--- Start of Material provided ---

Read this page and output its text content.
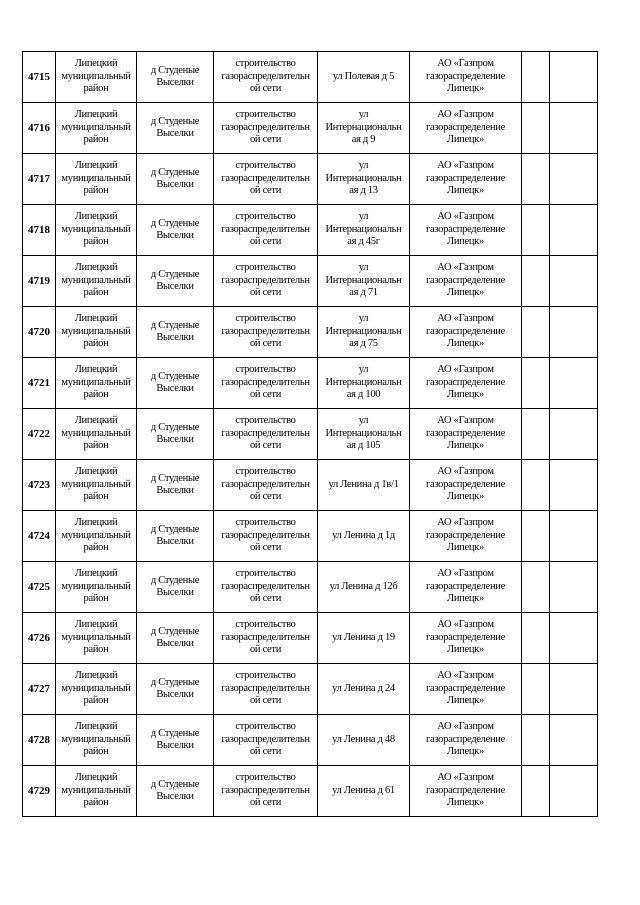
4715	Липецкий муниципальный район	д Студеные Выселки	строительство газораспределительн ой сети	ул Полевая д 5	АО «Газпром газораспределение Липецк»		
4716	Липецкий муниципальный район	д Студеные Выселки	строительство газораспределительн ой сети	ул Интернациональн ая д 9	АО «Газпром газораспределение Липецк»		
4717	Липецкий муниципальный район	д Студеные Выселки	строительство газораспределительн ой сети	ул Интернациональн ая д 13	АО «Газпром газораспределение Липецк»		
4718	Липецкий муниципальный район	д Студеные Выселки	строительство газораспределительн ой сети	ул Интернациональн ая д 45г	АО «Газпром газораспределение Липецк»		
4719	Липецкий муниципальный район	д Студеные Выселки	строительство газораспределительн ой сети	ул Интернациональн ая д 71	АО «Газпром газораспределение Липецк»		
4720	Липецкий муниципальный район	д Студеные Выселки	строительство газораспределительн ой сети	ул Интернациональн ая д 75	АО «Газпром газораспределение Липецк»		
4721	Липецкий муниципальный район	д Студеные Выселки	строительство газораспределительн ой сети	ул Интернациональн ая д 100	АО «Газпром газораспределение Липецк»		
4722	Липецкий муниципальный район	д Студеные Выселки	строительство газораспределительн ой сети	ул Интернациональн ая д 105	АО «Газпром газораспределение Липецк»		
4723	Липецкий муниципальный район	д Студеные Выселки	строительство газораспределительн ой сети	ул Ленина д 1в/1	АО «Газпром газораспределение Липецк»		
4724	Липецкий муниципальный район	д Студеные Выселки	строительство газораспределительн ой сети	ул Ленина д 1д	АО «Газпром газораспределение Липецк»		
4725	Липецкий муниципальный район	д Студеные Выселки	строительство газораспределительн ой сети	ул Ленина д 12б	АО «Газпром газораспределение Липецк»		
4726	Липецкий муниципальный район	д Студеные Выселки	строительство газораспределительн ой сети	ул Ленина д 19	АО «Газпром газораспределение Липецк»		
4727	Липецкий муниципальный район	д Студеные Выселки	строительство газораспределительн ой сети	ул Ленина д 24	АО «Газпром газораспределение Липецк»		
4728	Липецкий муниципальный район	д Студеные Выселки	строительство газораспределительн ой сети	ул Ленина д 48	АО «Газпром газораспределение Липецк»		
4729	Липецкий муниципальный район	д Студеные Выселки	строительство газораспределительн ой сети	ул Ленина д 61	АО «Газпром газораспределение Липецк»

--- End of Material provided ---

→ **Exercise requirements**: Pictures stay out; reproduce every line of the records exactly.

→ **Answer to the task**:
Read this page and output its text content.
4715	Липецкий муниципальный район	д Студеные Выселки	строительство газораспределительн ой сети	ул Полевая д 5	АО «Газпром газораспределение Липецк»		
4716	Липецкий муниципальный район	д Студеные Выселки	строительство газораспределительн ой сети	ул Интернациональн ая д 9	АО «Газпром газораспределение Липецк»		
4717	Липецкий муниципальный район	д Студеные Выселки	строительство газораспределительн ой сети	ул Интернациональн ая д 13	АО «Газпром газораспределение Липецк»		
4718	Липецкий муниципальный район	д Студеные Выселки	строительство газораспределительн ой сети	ул Интернациональн ая д 45г	АО «Газпром газораспределение Липецк»		
4719	Липецкий муниципальный район	д Студеные Выселки	строительство газораспределительн ой сети	ул Интернациональн ая д 71	АО «Газпром газораспределение Липецк»		
4720	Липецкий муниципальный район	д Студеные Выселки	строительство газораспределительн ой сети	ул Интернациональн ая д 75	АО «Газпром газораспределение Липецк»		
4721	Липецкий муниципальный район	д Студеные Выселки	строительство газораспределительн ой сети	ул Интернациональн ая д 100	АО «Газпром газораспределение Липецк»		
4722	Липецкий муниципальный район	д Студеные Выселки	строительство газораспределительн ой сети	ул Интернациональн ая д 105	АО «Газпром газораспределение Липецк»		
4723	Липецкий муниципальный район	д Студеные Выселки	строительство газораспределительн ой сети	ул Ленина д 1в/1	АО «Газпром газораспределение Липецк»		
4724	Липецкий муниципальный район	д Студеные Выселки	строительство газораспределительн ой сети	ул Ленина д 1д	АО «Газпром газораспределение Липецк»		
4725	Липецкий муниципальный район	д Студеные Выселки	строительство газораспределительн ой сети	ул Ленина д 12б	АО «Газпром газораспределение Липецк»		
4726	Липецкий муниципальный район	д Студеные Выселки	строительство газораспределительн ой сети	ул Ленина д 19	АО «Газпром газораспределение Липецк»		
4727	Липецкий муниципальный район	д Студеные Выселки	строительство газораспределительн ой сети	ул Ленина д 24	АО «Газпром газораспределение Липецк»		
4728	Липецкий муниципальный район	д Студеные Выселки	строительство газораспределительн ой сети	ул Ленина д 48	АО «Газпром газораспределение Липецк»		
4729	Липецкий муниципальный район	д Студеные Выселки	строительство газораспределительн ой сети	ул Ленина д 61	АО «Газпром газораспределение Липецк»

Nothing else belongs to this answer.